> **WRITTEN EXERCISE**
Locate every line in the records below that contains the word "fesalabs", and copy each one.

> **TASK INPUT**
######

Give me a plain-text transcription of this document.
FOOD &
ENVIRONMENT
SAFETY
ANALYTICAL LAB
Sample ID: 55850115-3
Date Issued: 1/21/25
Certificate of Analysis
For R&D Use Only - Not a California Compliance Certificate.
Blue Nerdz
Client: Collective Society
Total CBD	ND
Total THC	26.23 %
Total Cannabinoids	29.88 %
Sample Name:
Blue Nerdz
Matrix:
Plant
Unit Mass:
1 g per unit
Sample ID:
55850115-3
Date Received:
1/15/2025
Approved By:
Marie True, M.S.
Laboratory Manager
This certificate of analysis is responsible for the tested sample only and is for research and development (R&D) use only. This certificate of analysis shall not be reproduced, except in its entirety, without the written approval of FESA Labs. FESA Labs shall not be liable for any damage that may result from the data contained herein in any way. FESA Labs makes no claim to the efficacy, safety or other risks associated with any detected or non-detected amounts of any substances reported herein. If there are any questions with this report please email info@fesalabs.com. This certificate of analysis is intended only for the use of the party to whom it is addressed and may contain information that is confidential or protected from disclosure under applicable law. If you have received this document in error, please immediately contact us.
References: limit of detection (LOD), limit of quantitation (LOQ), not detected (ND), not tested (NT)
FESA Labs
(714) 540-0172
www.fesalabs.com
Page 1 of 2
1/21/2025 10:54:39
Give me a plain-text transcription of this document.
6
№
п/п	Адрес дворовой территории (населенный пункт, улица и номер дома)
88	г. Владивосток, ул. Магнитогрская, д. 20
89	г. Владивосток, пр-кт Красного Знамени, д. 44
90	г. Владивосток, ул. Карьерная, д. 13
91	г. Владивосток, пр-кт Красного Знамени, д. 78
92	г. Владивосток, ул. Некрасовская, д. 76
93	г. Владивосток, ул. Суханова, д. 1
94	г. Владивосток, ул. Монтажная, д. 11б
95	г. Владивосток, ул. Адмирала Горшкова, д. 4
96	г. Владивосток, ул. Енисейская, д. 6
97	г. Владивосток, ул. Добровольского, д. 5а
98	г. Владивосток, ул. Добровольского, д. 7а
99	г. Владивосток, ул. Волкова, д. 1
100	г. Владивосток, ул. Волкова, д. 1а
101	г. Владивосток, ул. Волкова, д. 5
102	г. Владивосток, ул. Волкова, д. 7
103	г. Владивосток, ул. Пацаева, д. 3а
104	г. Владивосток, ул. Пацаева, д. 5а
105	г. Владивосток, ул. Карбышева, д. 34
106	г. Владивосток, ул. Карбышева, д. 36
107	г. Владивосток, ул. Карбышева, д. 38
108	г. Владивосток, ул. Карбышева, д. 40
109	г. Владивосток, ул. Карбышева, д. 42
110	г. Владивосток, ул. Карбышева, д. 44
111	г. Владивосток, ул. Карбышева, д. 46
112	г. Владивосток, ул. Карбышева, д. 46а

######

> **OUTPUT FOR THIS TASK**
This certificate of analysis is responsible for the tested sample only and is for research and development (R&D) use only. This certificate of analysis shall not be reproduced, except in its entirety, without the written approval of FESA Labs. FESA Labs shall not be liable for any damage that may result from the data contained herein in any way. FESA Labs makes no claim to the efficacy, safety or other risks associated with any detected or non-detected amounts of any substances reported herein. If there are any questions with this report please email info@fesalabs.com. This certificate of analysis is intended only for the use of the party to whom it is addressed and may contain information that is confidential or protected from disclosure under applicable law. If you have received this document in error, please immediately contact us.
www.fesalabs.com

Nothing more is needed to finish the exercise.